• **Objective**: Repeat the full listing below verbatim and keep the images out.

• **Exercise inputs**:
## begin

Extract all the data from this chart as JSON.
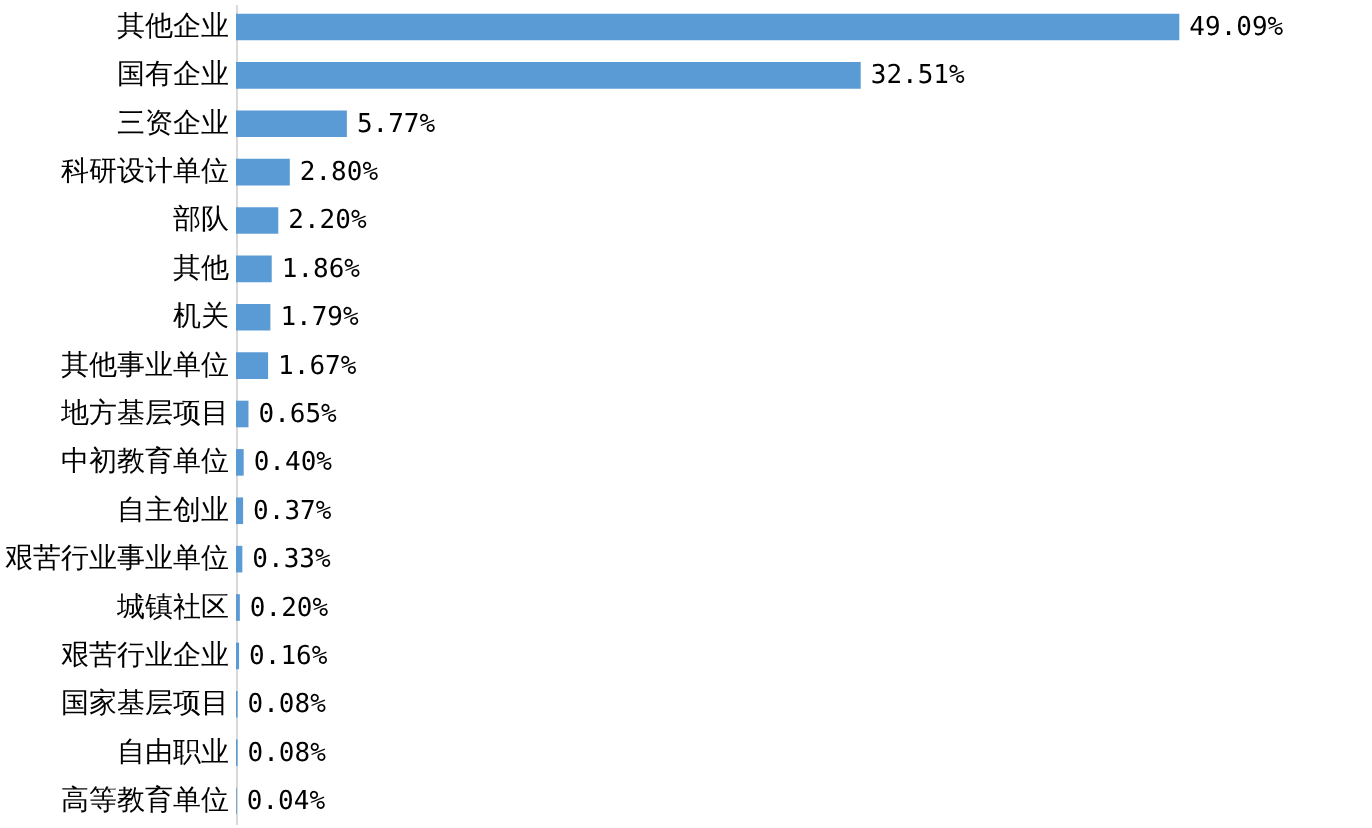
{
  "chart_data": {
    "type": "bar",
    "orientation": "horizontal",
    "categories": [
      "其他企业",
      "国有企业",
      "三资企业",
      "科研设计单位",
      "部队",
      "其他",
      "机关",
      "其他事业单位",
      "地方基层项目",
      "中初教育单位",
      "自主创业",
      "艰苦行业事业单位",
      "城镇社区",
      "艰苦行业企业",
      "国家基层项目",
      "自由职业",
      "高等教育单位"
    ],
    "values": [
      49.09,
      32.51,
      5.77,
      2.8,
      2.2,
      1.86,
      1.79,
      1.67,
      0.65,
      0.4,
      0.37,
      0.33,
      0.2,
      0.16,
      0.08,
      0.08,
      0.04
    ],
    "value_labels": [
      "49.09%",
      "32.51%",
      "5.77%",
      "2.80%",
      "2.20%",
      "1.86%",
      "1.79%",
      "1.67%",
      "0.65%",
      "0.40%",
      "0.37%",
      "0.33%",
      "0.20%",
      "0.16%",
      "0.08%",
      "0.08%",
      "0.04%"
    ],
    "color": "#5b9bd5",
    "grid": false,
    "tick_labels": "y"
  }
}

## end

• **Exercise solution**:
Extract all the data from this chart as JSON.
{
  "chart_data": {
    "type": "bar",
    "orientation": "horizontal",
    "categories": [
      "其他企业",
      "国有企业",
      "三资企业",
      "科研设计单位",
      "部队",
      "其他",
      "机关",
      "其他事业单位",
      "地方基层项目",
      "中初教育单位",
      "自主创业",
      "艰苦行业事业单位",
      "城镇社区",
      "艰苦行业企业",
      "国家基层项目",
      "自由职业",
      "高等教育单位"
    ],
    "values": [
      49.09,
      32.51,
      5.77,
      2.8,
      2.2,
      1.86,
      1.79,
      1.67,
      0.65,
      0.4,
      0.37,
      0.33,
      0.2,
      0.16,
      0.08,
      0.08,
      0.04
    ],
    "value_labels": [
      "49.09%",
      "32.51%",
      "5.77%",
      "2.80%",
      "2.20%",
      "1.86%",
      "1.79%",
      "1.67%",
      "0.65%",
      "0.40%",
      "0.37%",
      "0.33%",
      "0.20%",
      "0.16%",
      "0.08%",
      "0.08%",
      "0.04%"
    ],
    "color": "#5b9bd5",
    "grid": false,
    "tick_labels": "y"
  }
}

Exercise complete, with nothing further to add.